• _What this task involves_
Lift every line from the entries that includes the word "nutritional".
-- BEGIN Data supplied --
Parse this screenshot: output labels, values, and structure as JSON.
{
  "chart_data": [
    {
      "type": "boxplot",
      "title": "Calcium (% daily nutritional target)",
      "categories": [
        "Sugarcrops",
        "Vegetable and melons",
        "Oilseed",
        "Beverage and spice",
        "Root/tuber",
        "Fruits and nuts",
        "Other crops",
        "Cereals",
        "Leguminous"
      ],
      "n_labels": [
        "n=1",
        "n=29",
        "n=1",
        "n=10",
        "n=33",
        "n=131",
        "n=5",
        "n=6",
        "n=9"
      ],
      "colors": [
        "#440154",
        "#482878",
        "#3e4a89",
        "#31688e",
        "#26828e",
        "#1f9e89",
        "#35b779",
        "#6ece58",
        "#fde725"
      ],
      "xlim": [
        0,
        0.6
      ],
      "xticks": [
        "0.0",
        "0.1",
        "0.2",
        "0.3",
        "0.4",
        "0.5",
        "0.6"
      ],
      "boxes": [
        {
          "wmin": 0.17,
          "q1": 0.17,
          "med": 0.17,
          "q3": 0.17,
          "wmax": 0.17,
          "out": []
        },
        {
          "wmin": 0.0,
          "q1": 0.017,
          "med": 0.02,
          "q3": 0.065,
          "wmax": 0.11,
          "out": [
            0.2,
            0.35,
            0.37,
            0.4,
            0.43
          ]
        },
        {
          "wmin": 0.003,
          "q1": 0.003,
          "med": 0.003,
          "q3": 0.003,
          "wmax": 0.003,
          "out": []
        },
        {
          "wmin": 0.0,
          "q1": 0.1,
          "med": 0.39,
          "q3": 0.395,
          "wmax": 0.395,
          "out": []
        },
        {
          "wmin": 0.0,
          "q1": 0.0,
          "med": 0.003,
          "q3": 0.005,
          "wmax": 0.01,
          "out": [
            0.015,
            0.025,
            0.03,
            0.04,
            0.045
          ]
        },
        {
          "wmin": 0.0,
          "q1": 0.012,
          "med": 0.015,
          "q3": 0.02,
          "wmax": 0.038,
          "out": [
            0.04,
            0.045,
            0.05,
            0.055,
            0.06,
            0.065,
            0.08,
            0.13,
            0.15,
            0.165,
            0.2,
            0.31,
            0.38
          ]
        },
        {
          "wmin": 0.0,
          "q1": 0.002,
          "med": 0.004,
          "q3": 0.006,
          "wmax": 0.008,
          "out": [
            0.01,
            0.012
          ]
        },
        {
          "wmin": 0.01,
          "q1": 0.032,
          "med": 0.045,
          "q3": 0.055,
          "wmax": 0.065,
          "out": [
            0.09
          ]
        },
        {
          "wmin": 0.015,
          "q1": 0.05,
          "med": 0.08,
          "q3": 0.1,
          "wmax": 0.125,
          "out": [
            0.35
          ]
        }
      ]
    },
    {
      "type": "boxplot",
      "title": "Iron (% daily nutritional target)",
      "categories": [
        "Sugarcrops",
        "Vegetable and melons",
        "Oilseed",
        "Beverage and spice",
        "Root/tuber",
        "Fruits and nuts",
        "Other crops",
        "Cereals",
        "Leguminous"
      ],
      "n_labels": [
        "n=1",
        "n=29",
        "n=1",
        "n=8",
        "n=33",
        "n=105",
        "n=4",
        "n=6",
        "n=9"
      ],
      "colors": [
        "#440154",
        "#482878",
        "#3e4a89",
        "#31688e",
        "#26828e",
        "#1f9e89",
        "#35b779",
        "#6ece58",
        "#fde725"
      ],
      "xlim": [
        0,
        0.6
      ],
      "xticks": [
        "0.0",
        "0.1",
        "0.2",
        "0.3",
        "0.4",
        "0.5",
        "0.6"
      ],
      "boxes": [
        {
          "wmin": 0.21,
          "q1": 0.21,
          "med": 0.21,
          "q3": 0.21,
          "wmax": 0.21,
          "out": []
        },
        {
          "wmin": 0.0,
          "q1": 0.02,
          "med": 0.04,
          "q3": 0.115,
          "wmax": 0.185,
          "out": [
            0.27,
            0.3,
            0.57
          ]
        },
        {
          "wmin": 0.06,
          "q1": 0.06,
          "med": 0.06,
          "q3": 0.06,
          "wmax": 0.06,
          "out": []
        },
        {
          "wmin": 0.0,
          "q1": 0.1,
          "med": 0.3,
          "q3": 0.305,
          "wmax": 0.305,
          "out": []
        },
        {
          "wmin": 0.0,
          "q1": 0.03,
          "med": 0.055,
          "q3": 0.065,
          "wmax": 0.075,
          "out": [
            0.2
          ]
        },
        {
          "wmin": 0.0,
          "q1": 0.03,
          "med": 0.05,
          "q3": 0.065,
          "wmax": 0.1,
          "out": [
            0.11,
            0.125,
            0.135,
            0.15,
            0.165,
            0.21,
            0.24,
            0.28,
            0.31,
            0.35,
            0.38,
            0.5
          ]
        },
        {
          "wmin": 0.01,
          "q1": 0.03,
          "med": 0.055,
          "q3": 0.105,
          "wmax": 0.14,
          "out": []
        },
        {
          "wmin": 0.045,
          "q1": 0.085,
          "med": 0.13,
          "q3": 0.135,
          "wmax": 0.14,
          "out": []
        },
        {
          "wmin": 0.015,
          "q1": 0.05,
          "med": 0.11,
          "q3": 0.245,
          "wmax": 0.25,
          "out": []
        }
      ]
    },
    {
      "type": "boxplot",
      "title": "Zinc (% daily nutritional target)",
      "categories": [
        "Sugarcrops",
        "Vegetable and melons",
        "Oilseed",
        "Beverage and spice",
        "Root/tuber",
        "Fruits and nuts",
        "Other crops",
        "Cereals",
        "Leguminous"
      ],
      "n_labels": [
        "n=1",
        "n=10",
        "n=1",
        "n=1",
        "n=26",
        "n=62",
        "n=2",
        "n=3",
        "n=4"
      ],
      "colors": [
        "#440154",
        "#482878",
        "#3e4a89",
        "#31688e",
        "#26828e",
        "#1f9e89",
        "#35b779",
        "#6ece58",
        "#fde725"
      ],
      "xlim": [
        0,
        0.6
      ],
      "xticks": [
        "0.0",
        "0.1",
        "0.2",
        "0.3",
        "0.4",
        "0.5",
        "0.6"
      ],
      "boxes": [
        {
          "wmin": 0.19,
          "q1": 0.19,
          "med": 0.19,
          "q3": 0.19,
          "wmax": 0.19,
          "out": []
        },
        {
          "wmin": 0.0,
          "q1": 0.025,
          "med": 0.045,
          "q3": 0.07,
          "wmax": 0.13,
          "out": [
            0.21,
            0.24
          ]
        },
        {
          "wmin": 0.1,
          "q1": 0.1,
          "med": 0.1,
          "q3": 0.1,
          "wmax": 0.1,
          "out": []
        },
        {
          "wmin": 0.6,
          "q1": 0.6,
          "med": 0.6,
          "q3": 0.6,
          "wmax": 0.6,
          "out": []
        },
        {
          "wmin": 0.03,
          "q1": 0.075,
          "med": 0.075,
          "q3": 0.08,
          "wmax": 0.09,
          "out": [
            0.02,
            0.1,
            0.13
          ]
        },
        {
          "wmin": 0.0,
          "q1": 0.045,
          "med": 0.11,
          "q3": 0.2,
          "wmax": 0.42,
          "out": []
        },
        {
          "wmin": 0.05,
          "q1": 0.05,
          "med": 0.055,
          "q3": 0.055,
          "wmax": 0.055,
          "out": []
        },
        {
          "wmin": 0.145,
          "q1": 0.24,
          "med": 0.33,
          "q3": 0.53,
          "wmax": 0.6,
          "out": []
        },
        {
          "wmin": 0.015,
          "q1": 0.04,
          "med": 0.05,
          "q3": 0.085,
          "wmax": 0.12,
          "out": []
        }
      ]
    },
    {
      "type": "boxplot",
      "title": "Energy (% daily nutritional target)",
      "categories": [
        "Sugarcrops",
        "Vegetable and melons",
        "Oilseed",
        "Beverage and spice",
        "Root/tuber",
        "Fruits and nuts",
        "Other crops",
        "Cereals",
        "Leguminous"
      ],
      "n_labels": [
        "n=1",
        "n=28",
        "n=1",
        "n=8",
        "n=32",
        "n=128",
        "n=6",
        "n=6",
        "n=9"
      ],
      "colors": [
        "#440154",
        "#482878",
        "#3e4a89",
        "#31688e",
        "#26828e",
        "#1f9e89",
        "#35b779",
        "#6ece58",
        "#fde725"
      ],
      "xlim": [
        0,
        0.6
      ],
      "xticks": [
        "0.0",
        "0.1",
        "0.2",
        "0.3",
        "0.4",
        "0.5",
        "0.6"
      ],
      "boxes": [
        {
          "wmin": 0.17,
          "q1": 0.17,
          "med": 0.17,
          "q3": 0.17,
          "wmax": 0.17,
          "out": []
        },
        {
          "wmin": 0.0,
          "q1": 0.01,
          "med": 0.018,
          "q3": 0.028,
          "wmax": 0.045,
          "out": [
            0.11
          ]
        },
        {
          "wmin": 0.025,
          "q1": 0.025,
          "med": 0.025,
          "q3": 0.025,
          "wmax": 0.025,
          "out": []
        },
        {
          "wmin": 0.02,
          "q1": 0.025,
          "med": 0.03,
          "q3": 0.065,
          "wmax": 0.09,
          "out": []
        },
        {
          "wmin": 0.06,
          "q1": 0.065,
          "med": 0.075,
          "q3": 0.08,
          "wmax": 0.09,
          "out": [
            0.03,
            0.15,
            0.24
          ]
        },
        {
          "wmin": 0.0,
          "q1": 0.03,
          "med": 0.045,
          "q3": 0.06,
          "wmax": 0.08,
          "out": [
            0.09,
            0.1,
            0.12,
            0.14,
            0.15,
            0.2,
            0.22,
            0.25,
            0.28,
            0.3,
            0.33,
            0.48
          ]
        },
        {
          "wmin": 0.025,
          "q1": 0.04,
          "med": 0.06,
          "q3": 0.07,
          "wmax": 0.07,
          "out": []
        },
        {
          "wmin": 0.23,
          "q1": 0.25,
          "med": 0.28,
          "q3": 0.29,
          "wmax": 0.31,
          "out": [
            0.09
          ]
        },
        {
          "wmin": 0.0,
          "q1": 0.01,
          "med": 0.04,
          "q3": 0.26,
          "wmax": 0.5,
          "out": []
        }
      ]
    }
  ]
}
-- END Data supplied --
• _Task result_
      "title": "Calcium (% daily nutritional target)",
      "title": "Iron (% daily nutritional target)",
      "title": "Zinc (% daily nutritional target)",
      "title": "Energy (% daily nutritional target)",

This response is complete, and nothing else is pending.